● **EXERCISE PROMPT**: Switch every "data-label" in the entries to "value-label", and reproduce the lines with nothing else changed.

+++ GIVEN RECORDS +++

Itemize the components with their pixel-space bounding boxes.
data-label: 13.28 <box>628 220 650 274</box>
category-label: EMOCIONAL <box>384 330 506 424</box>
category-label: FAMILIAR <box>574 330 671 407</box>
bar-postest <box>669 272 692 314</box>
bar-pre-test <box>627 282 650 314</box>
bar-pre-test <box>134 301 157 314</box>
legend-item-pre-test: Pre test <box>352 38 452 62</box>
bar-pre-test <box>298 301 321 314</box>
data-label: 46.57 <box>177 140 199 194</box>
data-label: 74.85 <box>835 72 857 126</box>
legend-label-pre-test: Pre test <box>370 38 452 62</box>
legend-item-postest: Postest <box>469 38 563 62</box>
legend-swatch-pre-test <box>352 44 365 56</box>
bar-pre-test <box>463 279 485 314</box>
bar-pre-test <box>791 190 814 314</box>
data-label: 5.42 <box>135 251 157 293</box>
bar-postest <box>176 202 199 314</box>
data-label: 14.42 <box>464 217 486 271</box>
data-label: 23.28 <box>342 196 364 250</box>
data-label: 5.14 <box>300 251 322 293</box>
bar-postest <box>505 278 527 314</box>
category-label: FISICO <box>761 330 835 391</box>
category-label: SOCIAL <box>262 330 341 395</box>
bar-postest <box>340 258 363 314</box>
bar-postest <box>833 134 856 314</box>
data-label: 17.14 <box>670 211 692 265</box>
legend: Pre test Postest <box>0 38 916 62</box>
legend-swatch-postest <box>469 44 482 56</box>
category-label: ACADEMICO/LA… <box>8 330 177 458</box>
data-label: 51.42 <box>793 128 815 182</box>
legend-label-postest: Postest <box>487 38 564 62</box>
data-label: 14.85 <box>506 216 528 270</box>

+++

● **REPLY**:
Itemize the components with their pixel-space bounding boxes.
value-label: 13.28 <box>628 220 650 274</box>
category-label: EMOCIONAL <box>384 330 506 424</box>
category-label: FAMILIAR <box>574 330 671 407</box>
bar-postest <box>669 272 692 314</box>
bar-pre-test <box>627 282 650 314</box>
bar-pre-test <box>134 301 157 314</box>
legend-item-pre-test: Pre test <box>352 38 452 62</box>
bar-pre-test <box>298 301 321 314</box>
value-label: 46.57 <box>177 140 199 194</box>
value-label: 74.85 <box>835 72 857 126</box>
legend-label-pre-test: Pre test <box>370 38 452 62</box>
legend-item-postest: Postest <box>469 38 563 62</box>
legend-swatch-pre-test <box>352 44 365 56</box>
bar-pre-test <box>463 279 485 314</box>
bar-pre-test <box>791 190 814 314</box>
value-label: 5.42 <box>135 251 157 293</box>
bar-postest <box>176 202 199 314</box>
value-label: 14.42 <box>464 217 486 271</box>
value-label: 23.28 <box>342 196 364 250</box>
value-label: 5.14 <box>300 251 322 293</box>
bar-postest <box>505 278 527 314</box>
category-label: FISICO <box>761 330 835 391</box>
category-label: SOCIAL <box>262 330 341 395</box>
bar-postest <box>340 258 363 314</box>
bar-postest <box>833 134 856 314</box>
value-label: 17.14 <box>670 211 692 265</box>
legend: Pre test Postest <box>0 38 916 62</box>
legend-swatch-postest <box>469 44 482 56</box>
category-label: ACADEMICO/LA… <box>8 330 177 458</box>
value-label: 51.42 <box>793 128 815 182</box>
legend-label-postest: Postest <box>487 38 564 62</box>
value-label: 14.85 <box>506 216 528 270</box>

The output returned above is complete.